Check each line of the listing below for the string "Fahrer", and copy the ones that have it.

-------- DATA SHOWN --------

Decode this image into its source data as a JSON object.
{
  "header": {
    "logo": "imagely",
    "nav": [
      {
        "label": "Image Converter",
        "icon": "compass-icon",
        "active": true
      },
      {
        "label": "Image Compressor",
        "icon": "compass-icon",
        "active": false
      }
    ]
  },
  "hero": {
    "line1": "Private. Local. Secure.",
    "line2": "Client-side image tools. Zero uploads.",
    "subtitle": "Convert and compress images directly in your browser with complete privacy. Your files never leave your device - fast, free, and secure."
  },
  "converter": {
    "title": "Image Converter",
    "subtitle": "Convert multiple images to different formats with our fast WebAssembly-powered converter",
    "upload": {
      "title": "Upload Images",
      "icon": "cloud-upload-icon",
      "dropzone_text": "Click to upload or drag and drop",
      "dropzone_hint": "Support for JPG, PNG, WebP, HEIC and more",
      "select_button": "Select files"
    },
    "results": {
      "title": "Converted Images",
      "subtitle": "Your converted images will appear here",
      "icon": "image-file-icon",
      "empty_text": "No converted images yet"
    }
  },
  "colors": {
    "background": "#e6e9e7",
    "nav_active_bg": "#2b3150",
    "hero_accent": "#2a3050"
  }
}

--------
-------- DATA SHOWN --------

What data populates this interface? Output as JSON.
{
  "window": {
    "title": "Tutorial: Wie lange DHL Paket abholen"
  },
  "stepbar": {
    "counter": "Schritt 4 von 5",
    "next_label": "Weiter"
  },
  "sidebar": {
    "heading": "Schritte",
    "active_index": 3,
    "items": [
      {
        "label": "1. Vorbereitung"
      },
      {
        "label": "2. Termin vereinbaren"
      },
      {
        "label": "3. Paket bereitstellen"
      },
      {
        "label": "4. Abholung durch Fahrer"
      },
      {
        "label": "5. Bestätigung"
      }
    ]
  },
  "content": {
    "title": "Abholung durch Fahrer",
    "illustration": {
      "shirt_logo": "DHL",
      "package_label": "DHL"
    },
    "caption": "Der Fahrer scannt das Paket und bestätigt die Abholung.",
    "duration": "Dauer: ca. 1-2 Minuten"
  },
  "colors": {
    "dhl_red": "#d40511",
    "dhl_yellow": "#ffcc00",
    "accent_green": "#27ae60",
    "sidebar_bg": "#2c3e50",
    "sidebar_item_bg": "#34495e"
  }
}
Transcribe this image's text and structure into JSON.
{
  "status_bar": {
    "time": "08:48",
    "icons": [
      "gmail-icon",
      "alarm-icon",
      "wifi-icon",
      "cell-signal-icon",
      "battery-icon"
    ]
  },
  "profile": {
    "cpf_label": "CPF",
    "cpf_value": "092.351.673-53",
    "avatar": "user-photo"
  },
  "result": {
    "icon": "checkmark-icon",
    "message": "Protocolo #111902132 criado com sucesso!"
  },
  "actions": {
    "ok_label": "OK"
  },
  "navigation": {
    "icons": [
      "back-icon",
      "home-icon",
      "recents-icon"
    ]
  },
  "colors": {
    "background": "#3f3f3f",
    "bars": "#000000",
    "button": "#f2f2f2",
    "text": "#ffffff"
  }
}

--------
-------- DATA SHOWN --------

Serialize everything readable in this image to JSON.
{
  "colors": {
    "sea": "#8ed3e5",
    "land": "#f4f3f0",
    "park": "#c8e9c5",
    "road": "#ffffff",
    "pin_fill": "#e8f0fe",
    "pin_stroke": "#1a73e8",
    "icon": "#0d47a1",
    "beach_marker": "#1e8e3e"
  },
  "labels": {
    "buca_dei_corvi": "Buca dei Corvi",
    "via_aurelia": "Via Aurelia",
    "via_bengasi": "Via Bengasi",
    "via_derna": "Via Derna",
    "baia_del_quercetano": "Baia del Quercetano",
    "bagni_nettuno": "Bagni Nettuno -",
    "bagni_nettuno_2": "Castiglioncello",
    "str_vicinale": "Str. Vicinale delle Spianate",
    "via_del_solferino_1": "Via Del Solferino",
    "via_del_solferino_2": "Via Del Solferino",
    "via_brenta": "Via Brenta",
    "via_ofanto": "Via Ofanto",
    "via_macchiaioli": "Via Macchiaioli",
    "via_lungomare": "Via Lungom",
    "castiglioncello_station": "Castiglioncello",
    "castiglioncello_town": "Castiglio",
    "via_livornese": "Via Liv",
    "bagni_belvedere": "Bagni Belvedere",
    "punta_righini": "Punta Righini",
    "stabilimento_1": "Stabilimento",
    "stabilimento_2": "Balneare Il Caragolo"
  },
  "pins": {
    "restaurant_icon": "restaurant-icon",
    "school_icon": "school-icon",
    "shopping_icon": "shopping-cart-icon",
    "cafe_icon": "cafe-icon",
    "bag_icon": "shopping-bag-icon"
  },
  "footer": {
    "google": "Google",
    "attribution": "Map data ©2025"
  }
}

--------

RESPONSE -
        "label": "4. Abholung durch Fahrer"
    "title": "Abholung durch Fahrer",
    "caption": "Der Fahrer scannt das Paket und bestätigt die Abholung.",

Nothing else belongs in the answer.